EXERCISE MATERIAL:
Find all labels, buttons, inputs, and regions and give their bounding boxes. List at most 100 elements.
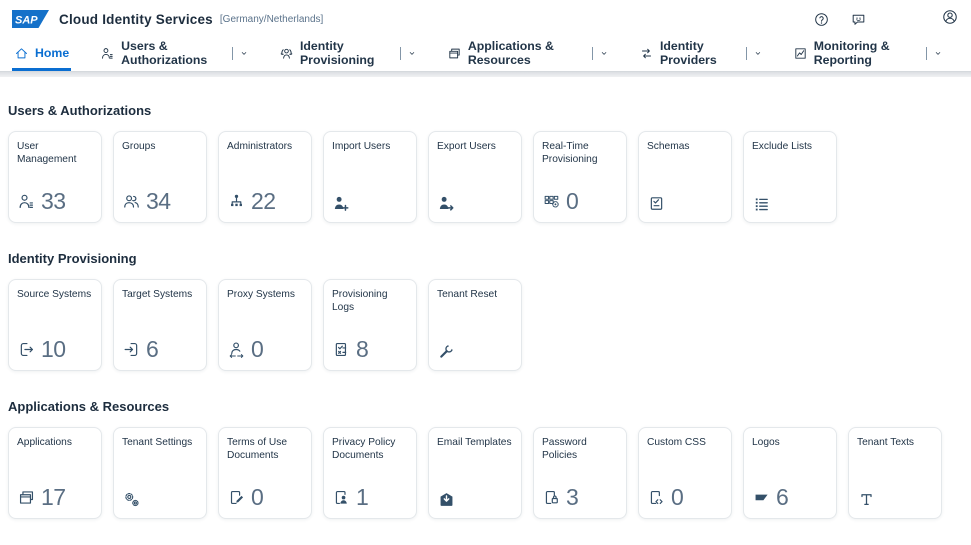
bullet-list-icon [752,194,771,213]
nav-label: Applications & Resources [467,39,554,67]
tile-applications[interactable]: Applications 17 [8,427,102,519]
tile-terms-of-use-documents[interactable]: Terms of Use Documents 0 [218,427,312,519]
tile-export-users[interactable]: Export Users [428,131,522,223]
header-divider [0,71,971,77]
chevron-down-icon[interactable] [600,48,608,59]
sap-logo[interactable]: SAP [12,10,49,28]
tile-count: 8 [356,336,369,362]
tile-schemas[interactable]: Schemas [638,131,732,223]
help-icon[interactable] [813,11,830,28]
swap-arrows-icon [639,46,654,61]
tile-count: 0 [671,484,684,510]
nav-item-users-authorizations[interactable]: Users & Authorizations [98,38,250,71]
tile-count: 0 [566,188,579,214]
tile-real-time-provisioning[interactable]: Real-Time Provisioning 0 [533,131,627,223]
nav-separator [400,46,401,60]
tile-count: 0 [251,336,264,362]
tile-tenant-reset[interactable]: Tenant Reset [428,279,522,371]
document-lock-icon [542,488,561,507]
nav-label: Identity Provisioning [299,39,375,67]
tile-count: 1 [356,484,369,510]
employee-icon [17,192,36,211]
tile-exclude-lists[interactable]: Exclude Lists [743,131,837,223]
document-pen-icon [227,488,246,507]
nav-item-identity-provisioning[interactable]: Identity Provisioning [277,38,418,71]
tile-provisioning-logs[interactable]: Provisioning Logs 8 [323,279,417,371]
box-arrow-out-icon [17,340,36,359]
group-icon [122,192,141,211]
tile-tenant-texts[interactable]: Tenant Texts [848,427,942,519]
tile-logos[interactable]: Logos 6 [743,427,837,519]
main-navigation: Home Users & Authorizations Identity Pro… [0,38,971,71]
feedback-icon[interactable] [850,11,867,28]
nav-separator [232,46,233,60]
section-users-authorizations: Users & Authorizations User Management 3… [8,103,963,223]
nav-label: Identity Providers [659,39,717,67]
tile-count: 0 [251,484,264,510]
nav-item-applications-resources[interactable]: Applications & Resources [445,38,610,71]
tile-count: 10 [41,336,66,362]
tile-count: 33 [41,188,66,214]
tile-source-systems[interactable]: Source Systems 10 [8,279,102,371]
home-icon [14,46,29,61]
page-title: Cloud Identity Services [59,11,213,27]
tile-password-policies[interactable]: Password Policies 3 [533,427,627,519]
tile-count: 22 [251,188,276,214]
log-document-icon [332,340,351,359]
wrench-icon [437,342,456,361]
tenant-label: [Germany/Netherlands] [219,13,324,25]
section-title: Identity Provisioning [8,251,137,266]
export-person-icon [437,194,456,213]
nav-item-identity-providers[interactable]: Identity Providers [637,38,764,71]
tile-count: 6 [776,484,789,510]
chevron-down-icon[interactable] [754,48,762,59]
section-applications-resources: Applications & Resources Applications 17… [8,399,963,519]
nav-label: Home [35,46,70,60]
mail-arrow-icon [437,490,456,509]
avatar-icon[interactable] [941,8,959,26]
home-dashboard: Users & Authorizations User Management 3… [0,77,971,519]
employee-icon [100,46,115,61]
provisioning-person-icon [279,46,294,61]
section-title: Users & Authorizations [8,103,152,118]
app-windows-icon [17,488,36,507]
letter-t-icon [857,490,876,509]
app-windows-icon [447,46,462,61]
section-title: Applications & Resources [8,399,170,414]
add-person-icon [332,194,351,213]
nav-separator [592,46,593,60]
nav-separator [746,46,747,60]
tile-administrators[interactable]: Administrators 22 [218,131,312,223]
document-code-icon [647,488,666,507]
chart-icon [793,46,808,61]
tile-proxy-systems[interactable]: Proxy Systems 0 [218,279,312,371]
grid-gear-icon [542,192,561,211]
tile-import-users[interactable]: Import Users [323,131,417,223]
tile-count: 6 [146,336,159,362]
nav-label: Monitoring & Reporting [813,39,890,67]
section-identity-provisioning: Identity Provisioning Source Systems 10 … [8,251,963,371]
nav-separator [926,46,927,60]
tile-privacy-policy-documents[interactable]: Privacy Policy Documents 1 [323,427,417,519]
gears-icon [122,490,141,509]
top-shell-bar: SAP Cloud Identity Services [Germany/Net… [0,0,971,38]
nav-item-home[interactable]: Home [12,38,72,71]
tile-tenant-settings[interactable]: Tenant Settings [113,427,207,519]
nav-item-monitoring-reporting[interactable]: Monitoring & Reporting [791,38,944,71]
org-tree-icon [227,192,246,211]
tile-groups[interactable]: Groups 34 [113,131,207,223]
chevron-down-icon[interactable] [934,48,942,59]
document-check-icon [647,194,666,213]
chevron-down-icon[interactable] [408,48,416,59]
tile-target-systems[interactable]: Target Systems 6 [113,279,207,371]
tile-email-templates[interactable]: Email Templates [428,427,522,519]
svg-text:SAP: SAP [15,15,38,27]
tile-count: 17 [41,484,66,510]
logo-flag-icon [752,488,771,507]
document-person-icon [332,488,351,507]
box-arrow-in-icon [122,340,141,359]
chevron-down-icon[interactable] [240,48,248,59]
tile-user-management[interactable]: User Management 33 [8,131,102,223]
tile-count: 34 [146,188,171,214]
tile-custom-css[interactable]: Custom CSS 0 [638,427,732,519]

WORK TO BE COMPLETED: Can you turn all of the data above into a numbered list, dropping any blank lines and leaving the pictures out?

OUTPUT:
1. Find all labels, buttons, inputs, and regions and give their bounding boxes. List at most 100 elements.
2. bullet-list-icon [752,194,771,213]
3. nav-label: Applications & Resources [467,39,554,67]
4. tile-applications[interactable]: Applications 17 [8,427,102,519]
5. tile-terms-of-use-documents[interactable]: Terms of Use Documents 0 [218,427,312,519]
6. tile-export-users[interactable]: Export Users [428,131,522,223]
7. header-divider [0,71,971,77]
8. chevron-down-icon[interactable] [600,48,608,59]
9. sap-logo[interactable]: SAP [12,10,49,28]
10. tile-count: 8 [356,336,369,362]
11. tile-schemas[interactable]: Schemas [638,131,732,223]
12. help-icon[interactable] [813,11,830,28]
13. swap-arrows-icon [639,46,654,61]
14. tile-count: 0 [671,484,684,510]
15. nav-item-users-authorizations[interactable]: Users & Authorizations [98,38,250,71]
16. tile-count: 0 [566,188,579,214]
17. tile-real-time-provisioning[interactable]: Real-Time Provisioning 0 [533,131,627,223]
18. nav-separator [400,46,401,60]
19. tile-count: 0 [251,336,264,362]
20. tile-tenant-reset[interactable]: Tenant Reset [428,279,522,371]
21. document-lock-icon [542,488,561,507]
22. nav-label: Identity Provisioning [299,39,375,67]
23. tile-count: 1 [356,484,369,510]
24. employee-icon [17,192,36,211]
25. tile-exclude-lists[interactable]: Exclude Lists [743,131,837,223]
26. document-pen-icon [227,488,246,507]
27. nav-item-identity-provisioning[interactable]: Identity Provisioning [277,38,418,71]
28. tile-provisioning-logs[interactable]: Provisioning Logs 8 [323,279,417,371]
29. box-arrow-out-icon [17,340,36,359]
30. group-icon [122,192,141,211]
31. tile-tenant-texts[interactable]: Tenant Texts [848,427,942,519]
32. tile-logos[interactable]: Logos 6 [743,427,837,519]
33. main-navigation: Home Users & Authorizations Identity Pro… [0,38,971,71]
34. feedback-icon[interactable] [850,11,867,28]
35. nav-separator [232,46,233,60]
36. section-users-authorizations: Users & Authorizations User Management 3… [8,103,963,223]
37. nav-label: Identity Providers [659,39,717,67]
38. tile-count: 0 [251,484,264,510]
39. nav-item-applications-resources[interactable]: Applications & Resources [445,38,610,71]
40. tile-count: 10 [41,336,66,362]
41. tile-count: 33 [41,188,66,214]
42. tile-source-systems[interactable]: Source Systems 10 [8,279,102,371]
43. home-icon [14,46,29,61]
44. page-title: Cloud Identity Services [59,11,213,27]
45. tile-password-policies[interactable]: Password Policies 3 [533,427,627,519]
46. tile-count: 22 [251,188,276,214]
47. log-document-icon [332,340,351,359]
48. wrench-icon [437,342,456,361]
49. tenant-label: [Germany/Netherlands] [219,13,324,25]
50. section-title: Identity Provisioning [8,251,137,266]
51. export-person-icon [437,194,456,213]
52. nav-item-identity-providers[interactable]: Identity Providers [637,38,764,71]
53. tile-count: 6 [776,484,789,510]
54. chevron-down-icon[interactable] [754,48,762,59]
55. section-applications-resources: Applications & Resources Applications 17… [8,399,963,519]
56. nav-label: Home [35,46,70,60]
57. mail-arrow-icon [437,490,456,509]
58. avatar-icon[interactable] [941,8,959,26]
59. home-dashboard: Users & Authorizations User Management 3… [0,77,971,519]
60. employee-icon [100,46,115,61]
61. provisioning-person-icon [279,46,294,61]
62. section-title: Users & Authorizations [8,103,152,118]
63. app-windows-icon [17,488,36,507]
64. letter-t-icon [857,490,876,509]
65. app-windows-icon [447,46,462,61]
66. section-title: Applications & Resources [8,399,170,414]
67. add-person-icon [332,194,351,213]
68. nav-separator [592,46,593,60]
69. nav-separator [746,46,747,60]
70. tile-administrators[interactable]: Administrators 22 [218,131,312,223]
71. document-code-icon [647,488,666,507]
72. chart-icon [793,46,808,61]
73. tile-proxy-systems[interactable]: Proxy Systems 0 [218,279,312,371]
74. grid-gear-icon [542,192,561,211]
75. tile-import-users[interactable]: Import Users [323,131,417,223]
76. tile-count: 6 [146,336,159,362]
77. nav-label: Monitoring & Reporting [813,39,890,67]
78. section-identity-provisioning: Identity Provisioning Source Systems 10 … [8,251,963,371]
79. nav-separator [926,46,927,60]
80. tile-privacy-policy-documents[interactable]: Privacy Policy Documents 1 [323,427,417,519]
81. gears-icon [122,490,141,509]
82. top-shell-bar: SAP Cloud Identity Services [Germany/Net… [0,0,971,38]
83. nav-item-home[interactable]: Home [12,38,72,71]
84. tile-tenant-settings[interactable]: Tenant Settings [113,427,207,519]
85. nav-item-monitoring-reporting[interactable]: Monitoring & Reporting [791,38,944,71]
86. org-tree-icon [227,192,246,211]
87. tile-groups[interactable]: Groups 34 [113,131,207,223]
88. chevron-down-icon[interactable] [934,48,942,59]
89. document-check-icon [647,194,666,213]
90. chevron-down-icon[interactable] [408,48,416,59]
91. tile-target-systems[interactable]: Target Systems 6 [113,279,207,371]
92. tile-email-templates[interactable]: Email Templates [428,427,522,519]
93. svg-text:SAP: SAP [15,15,38,27]
94. tile-count: 17 [41,484,66,510]
95. logo-flag-icon [752,488,771,507]
96. document-person-icon [332,488,351,507]
97. box-arrow-in-icon [122,340,141,359]
98. chevron-down-icon[interactable] [240,48,248,59]
99. tile-user-management[interactable]: User Management 33 [8,131,102,223]
100. tile-count: 34 [146,188,171,214]
101. tile-custom-css[interactable]: Custom CSS 0 [638,427,732,519]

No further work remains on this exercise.